SUPPLIED RECORDS:
***

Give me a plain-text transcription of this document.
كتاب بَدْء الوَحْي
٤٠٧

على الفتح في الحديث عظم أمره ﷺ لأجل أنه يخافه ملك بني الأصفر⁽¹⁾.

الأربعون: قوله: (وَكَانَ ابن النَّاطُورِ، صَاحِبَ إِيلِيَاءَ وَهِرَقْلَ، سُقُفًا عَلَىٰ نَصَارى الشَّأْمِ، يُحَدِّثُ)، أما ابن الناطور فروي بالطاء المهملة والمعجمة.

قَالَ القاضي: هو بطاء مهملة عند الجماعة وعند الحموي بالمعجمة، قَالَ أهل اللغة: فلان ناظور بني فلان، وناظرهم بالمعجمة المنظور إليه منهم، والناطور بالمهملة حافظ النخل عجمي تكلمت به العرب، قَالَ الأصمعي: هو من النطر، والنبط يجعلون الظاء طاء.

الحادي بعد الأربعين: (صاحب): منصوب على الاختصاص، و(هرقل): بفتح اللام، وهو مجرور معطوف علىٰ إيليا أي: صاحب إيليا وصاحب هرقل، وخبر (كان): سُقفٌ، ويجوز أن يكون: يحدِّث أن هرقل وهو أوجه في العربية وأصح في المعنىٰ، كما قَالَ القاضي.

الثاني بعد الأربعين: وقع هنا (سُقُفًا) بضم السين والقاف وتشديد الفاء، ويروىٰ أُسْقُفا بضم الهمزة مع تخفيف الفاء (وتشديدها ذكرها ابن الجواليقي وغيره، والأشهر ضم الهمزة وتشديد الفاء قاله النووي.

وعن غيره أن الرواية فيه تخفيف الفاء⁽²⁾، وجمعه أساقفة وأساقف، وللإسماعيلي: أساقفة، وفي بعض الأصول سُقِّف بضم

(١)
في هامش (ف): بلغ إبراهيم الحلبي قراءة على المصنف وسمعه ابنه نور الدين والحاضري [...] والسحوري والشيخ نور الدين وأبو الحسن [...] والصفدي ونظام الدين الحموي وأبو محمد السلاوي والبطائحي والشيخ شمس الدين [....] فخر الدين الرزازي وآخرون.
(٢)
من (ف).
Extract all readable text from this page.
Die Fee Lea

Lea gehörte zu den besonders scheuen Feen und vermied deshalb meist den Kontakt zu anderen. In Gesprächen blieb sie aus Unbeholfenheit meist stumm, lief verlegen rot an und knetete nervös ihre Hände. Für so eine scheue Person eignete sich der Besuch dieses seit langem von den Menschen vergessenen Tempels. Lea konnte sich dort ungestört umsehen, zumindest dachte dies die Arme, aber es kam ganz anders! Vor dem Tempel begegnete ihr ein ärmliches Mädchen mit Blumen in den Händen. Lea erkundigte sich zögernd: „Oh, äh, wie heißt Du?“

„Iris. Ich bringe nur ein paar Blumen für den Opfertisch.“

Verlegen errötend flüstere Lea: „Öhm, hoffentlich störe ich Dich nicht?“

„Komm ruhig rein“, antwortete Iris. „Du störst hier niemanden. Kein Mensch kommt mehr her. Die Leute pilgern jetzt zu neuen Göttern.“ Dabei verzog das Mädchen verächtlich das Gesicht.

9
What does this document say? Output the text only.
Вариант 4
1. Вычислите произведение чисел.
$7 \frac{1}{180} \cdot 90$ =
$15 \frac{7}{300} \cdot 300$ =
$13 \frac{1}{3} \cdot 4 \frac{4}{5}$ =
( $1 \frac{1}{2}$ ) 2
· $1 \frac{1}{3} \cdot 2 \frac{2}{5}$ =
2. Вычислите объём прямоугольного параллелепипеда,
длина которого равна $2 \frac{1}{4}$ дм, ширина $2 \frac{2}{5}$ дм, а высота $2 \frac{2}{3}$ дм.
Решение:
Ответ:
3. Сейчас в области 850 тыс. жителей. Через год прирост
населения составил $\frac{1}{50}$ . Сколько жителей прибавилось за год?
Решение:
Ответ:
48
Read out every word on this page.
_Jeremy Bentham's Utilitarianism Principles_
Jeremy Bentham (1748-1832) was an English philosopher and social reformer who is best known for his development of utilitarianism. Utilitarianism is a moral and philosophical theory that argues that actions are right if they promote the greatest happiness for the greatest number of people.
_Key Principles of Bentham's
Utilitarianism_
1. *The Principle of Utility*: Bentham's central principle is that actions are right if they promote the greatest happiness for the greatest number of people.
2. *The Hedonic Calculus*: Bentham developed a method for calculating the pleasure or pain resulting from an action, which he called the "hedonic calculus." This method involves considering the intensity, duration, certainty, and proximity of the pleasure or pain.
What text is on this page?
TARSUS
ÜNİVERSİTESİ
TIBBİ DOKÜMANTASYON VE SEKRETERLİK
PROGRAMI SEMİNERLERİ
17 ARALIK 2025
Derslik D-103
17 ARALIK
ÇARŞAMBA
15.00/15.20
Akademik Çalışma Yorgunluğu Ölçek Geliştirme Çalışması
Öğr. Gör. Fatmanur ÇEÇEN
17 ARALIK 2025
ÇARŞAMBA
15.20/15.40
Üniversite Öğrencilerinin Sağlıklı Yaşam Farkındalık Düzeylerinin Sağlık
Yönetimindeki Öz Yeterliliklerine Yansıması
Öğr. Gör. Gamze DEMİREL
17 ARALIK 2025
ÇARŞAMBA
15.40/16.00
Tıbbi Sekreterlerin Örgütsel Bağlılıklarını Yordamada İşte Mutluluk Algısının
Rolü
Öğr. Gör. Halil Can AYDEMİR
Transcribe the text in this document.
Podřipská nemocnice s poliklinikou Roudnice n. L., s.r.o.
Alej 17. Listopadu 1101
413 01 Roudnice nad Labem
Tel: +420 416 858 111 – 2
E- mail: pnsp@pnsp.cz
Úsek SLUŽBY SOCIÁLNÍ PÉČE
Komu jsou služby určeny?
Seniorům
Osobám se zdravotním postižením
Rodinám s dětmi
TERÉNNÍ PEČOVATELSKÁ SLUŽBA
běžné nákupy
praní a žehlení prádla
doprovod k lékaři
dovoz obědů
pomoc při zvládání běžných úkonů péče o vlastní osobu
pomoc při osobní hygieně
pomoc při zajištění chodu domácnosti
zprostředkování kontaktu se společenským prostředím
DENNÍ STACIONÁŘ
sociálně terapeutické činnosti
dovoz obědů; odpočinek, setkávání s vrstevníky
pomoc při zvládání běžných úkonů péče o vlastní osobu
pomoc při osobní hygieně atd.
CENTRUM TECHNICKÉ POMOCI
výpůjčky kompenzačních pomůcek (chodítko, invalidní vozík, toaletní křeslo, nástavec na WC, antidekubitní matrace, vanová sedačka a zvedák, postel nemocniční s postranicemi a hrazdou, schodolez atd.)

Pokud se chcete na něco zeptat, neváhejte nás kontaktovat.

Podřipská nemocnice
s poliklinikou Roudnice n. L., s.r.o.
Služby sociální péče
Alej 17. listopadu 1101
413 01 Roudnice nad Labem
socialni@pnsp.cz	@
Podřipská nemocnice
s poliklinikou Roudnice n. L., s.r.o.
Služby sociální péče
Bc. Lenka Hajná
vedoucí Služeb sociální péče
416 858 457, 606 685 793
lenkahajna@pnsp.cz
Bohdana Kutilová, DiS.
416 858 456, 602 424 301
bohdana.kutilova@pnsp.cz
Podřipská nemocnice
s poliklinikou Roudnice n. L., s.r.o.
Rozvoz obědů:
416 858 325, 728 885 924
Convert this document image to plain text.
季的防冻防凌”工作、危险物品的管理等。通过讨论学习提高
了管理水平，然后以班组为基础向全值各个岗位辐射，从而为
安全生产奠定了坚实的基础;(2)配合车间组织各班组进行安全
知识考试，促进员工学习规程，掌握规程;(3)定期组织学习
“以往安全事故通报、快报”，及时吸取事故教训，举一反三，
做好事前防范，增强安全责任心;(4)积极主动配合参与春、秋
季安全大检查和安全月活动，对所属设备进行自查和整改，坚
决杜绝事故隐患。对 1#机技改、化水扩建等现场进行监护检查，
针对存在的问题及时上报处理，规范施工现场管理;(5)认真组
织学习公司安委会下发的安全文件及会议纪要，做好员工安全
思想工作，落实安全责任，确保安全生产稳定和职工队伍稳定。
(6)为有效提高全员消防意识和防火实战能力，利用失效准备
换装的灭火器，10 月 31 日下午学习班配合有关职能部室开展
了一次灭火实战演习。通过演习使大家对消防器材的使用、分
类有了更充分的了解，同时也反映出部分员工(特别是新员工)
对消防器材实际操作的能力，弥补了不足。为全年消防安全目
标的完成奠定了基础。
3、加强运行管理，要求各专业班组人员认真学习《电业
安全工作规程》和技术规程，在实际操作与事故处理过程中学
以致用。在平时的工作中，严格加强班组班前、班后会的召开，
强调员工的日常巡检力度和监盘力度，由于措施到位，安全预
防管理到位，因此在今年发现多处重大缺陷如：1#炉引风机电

***

TASK REQUIREMENTS: Gather each line that holds "page".

EXPECTED OUTPUT:
Extract all readable text from this page.
Read out every word on this page.
What text is on this page?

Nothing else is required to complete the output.